Supplied records —
(begin)

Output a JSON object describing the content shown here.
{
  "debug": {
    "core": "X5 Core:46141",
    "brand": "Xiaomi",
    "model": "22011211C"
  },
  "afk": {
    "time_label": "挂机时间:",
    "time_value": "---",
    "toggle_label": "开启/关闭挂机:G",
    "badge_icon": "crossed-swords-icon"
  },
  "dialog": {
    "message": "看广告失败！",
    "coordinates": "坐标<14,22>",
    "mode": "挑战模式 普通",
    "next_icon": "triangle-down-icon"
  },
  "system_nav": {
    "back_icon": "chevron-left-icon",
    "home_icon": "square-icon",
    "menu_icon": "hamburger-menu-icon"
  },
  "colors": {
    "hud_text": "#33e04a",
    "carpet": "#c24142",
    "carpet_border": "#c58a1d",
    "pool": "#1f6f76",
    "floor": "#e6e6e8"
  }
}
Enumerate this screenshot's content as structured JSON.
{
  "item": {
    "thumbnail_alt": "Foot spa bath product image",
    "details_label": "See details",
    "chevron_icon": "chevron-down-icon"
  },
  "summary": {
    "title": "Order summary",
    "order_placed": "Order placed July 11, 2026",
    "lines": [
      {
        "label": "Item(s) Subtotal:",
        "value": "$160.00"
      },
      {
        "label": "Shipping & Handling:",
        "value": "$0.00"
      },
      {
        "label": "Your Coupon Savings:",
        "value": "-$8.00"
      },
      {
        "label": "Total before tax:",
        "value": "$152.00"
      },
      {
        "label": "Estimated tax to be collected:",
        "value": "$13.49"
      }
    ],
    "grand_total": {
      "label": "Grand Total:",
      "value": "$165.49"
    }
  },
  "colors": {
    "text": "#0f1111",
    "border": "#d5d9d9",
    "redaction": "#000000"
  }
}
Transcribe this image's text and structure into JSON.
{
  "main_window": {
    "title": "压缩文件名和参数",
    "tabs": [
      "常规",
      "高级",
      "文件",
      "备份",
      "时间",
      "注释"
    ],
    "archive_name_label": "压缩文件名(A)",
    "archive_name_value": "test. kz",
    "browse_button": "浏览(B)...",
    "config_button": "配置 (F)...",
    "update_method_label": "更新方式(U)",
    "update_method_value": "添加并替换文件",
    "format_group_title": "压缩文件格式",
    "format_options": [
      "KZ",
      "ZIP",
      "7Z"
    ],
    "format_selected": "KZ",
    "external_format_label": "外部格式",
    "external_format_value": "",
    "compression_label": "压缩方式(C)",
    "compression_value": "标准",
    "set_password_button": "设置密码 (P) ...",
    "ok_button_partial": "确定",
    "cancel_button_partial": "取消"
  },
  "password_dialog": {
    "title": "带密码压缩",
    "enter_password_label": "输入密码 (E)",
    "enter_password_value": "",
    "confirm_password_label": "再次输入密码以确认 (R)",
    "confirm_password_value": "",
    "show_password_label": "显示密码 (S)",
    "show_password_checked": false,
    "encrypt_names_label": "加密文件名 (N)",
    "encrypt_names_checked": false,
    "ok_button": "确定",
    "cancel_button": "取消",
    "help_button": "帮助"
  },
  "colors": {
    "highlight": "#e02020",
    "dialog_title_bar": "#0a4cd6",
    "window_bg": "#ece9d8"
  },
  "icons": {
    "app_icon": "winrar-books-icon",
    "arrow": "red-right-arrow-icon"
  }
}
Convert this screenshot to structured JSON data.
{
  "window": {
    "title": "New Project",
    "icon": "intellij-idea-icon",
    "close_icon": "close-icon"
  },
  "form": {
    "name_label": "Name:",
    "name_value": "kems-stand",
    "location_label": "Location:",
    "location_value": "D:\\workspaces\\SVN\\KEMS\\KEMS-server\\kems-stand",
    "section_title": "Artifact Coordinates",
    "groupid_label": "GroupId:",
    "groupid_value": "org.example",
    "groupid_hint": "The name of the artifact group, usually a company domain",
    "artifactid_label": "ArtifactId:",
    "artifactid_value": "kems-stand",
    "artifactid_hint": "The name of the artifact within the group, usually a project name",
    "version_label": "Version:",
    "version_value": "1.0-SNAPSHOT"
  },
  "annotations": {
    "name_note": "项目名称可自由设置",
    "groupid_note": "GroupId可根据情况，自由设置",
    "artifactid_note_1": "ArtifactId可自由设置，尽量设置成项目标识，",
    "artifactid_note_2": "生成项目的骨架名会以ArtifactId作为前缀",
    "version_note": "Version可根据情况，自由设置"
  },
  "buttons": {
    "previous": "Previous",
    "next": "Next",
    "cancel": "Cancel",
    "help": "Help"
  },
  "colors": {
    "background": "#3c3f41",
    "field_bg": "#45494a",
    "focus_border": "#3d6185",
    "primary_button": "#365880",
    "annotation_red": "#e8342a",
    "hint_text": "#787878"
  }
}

(end)

Short exercise — Which lines hold the word "structured"? Copy each of them from the records.

Expected output —
Enumerate this screenshot's content as structured JSON.
Convert this screenshot to structured JSON data.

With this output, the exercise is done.